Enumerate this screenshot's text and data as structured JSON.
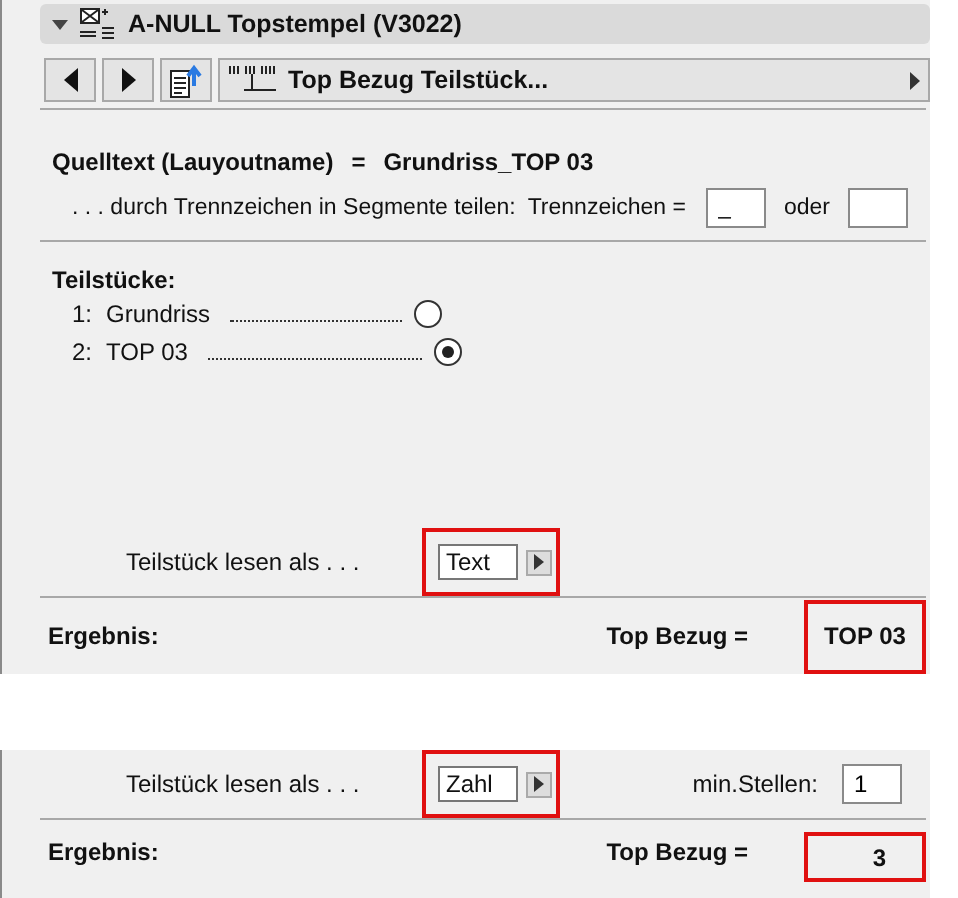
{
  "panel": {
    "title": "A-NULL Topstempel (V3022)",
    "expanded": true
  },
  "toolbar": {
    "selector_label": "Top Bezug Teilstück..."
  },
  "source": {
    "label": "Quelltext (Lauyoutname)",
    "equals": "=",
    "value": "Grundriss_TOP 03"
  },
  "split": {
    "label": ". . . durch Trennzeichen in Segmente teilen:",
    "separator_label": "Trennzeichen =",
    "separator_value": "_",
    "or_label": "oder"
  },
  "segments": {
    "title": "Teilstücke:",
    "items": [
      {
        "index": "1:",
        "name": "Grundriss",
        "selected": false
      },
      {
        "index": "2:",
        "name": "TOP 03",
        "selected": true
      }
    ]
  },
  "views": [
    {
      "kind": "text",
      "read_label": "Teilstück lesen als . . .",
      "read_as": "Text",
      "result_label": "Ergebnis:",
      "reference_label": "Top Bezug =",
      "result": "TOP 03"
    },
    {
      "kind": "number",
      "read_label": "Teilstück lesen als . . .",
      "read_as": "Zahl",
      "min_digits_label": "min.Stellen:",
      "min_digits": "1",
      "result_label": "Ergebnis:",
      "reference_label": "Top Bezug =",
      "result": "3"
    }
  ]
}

----------

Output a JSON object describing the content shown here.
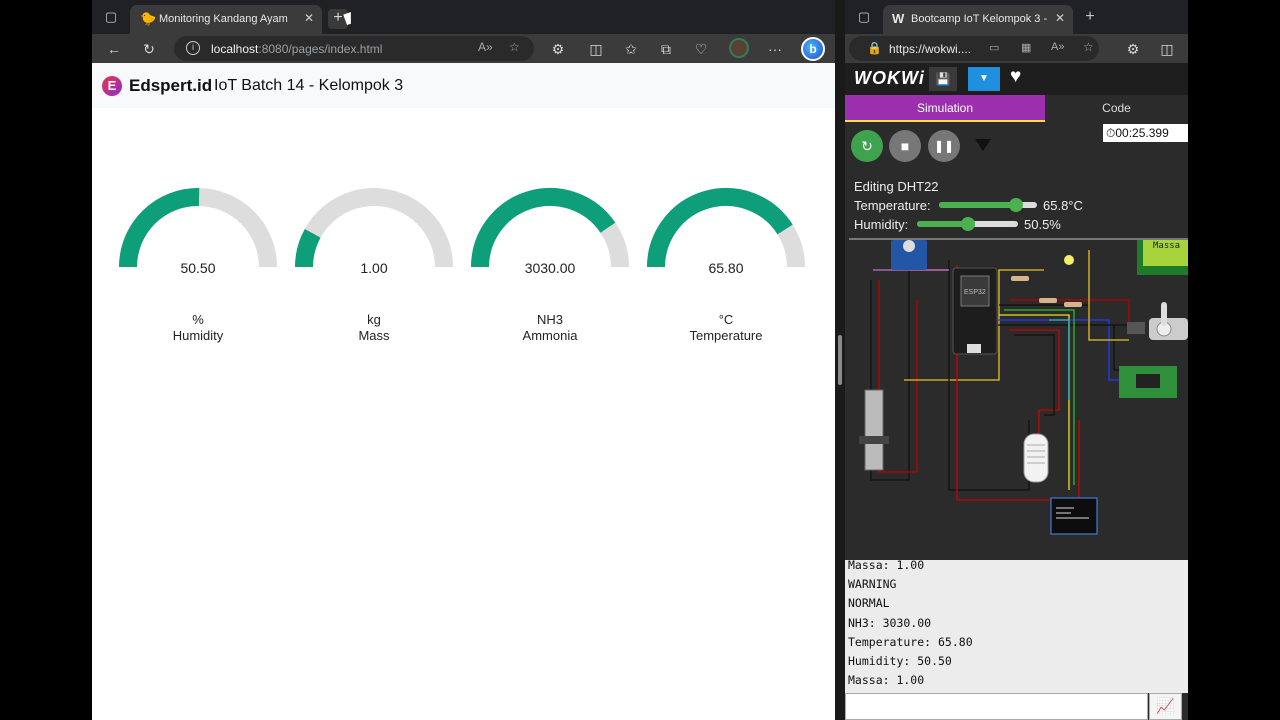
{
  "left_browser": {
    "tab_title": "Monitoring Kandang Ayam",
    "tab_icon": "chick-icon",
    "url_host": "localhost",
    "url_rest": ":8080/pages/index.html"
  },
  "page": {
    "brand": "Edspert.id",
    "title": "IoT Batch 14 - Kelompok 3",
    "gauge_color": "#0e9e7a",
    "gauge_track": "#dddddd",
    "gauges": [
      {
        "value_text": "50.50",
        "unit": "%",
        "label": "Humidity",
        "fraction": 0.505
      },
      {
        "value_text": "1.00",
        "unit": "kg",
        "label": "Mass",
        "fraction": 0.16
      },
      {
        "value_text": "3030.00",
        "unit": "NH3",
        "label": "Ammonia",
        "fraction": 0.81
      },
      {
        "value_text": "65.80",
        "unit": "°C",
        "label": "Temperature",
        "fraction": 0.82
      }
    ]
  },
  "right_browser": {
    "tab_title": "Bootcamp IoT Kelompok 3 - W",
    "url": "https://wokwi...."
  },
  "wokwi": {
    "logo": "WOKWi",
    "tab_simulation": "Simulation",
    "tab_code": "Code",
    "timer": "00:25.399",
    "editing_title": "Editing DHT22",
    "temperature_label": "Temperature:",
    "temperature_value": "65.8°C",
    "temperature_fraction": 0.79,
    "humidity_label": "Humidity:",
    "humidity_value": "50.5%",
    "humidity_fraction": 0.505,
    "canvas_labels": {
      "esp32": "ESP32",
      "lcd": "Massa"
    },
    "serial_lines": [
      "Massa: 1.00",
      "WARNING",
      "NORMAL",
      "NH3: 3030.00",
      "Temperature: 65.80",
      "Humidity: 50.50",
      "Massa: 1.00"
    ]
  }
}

----------

■ **Stated exercise**: Tally the lines in the entries above that hold the word "Kelompok". Reply with nothing but that count.

■ **Solution to this task**: 2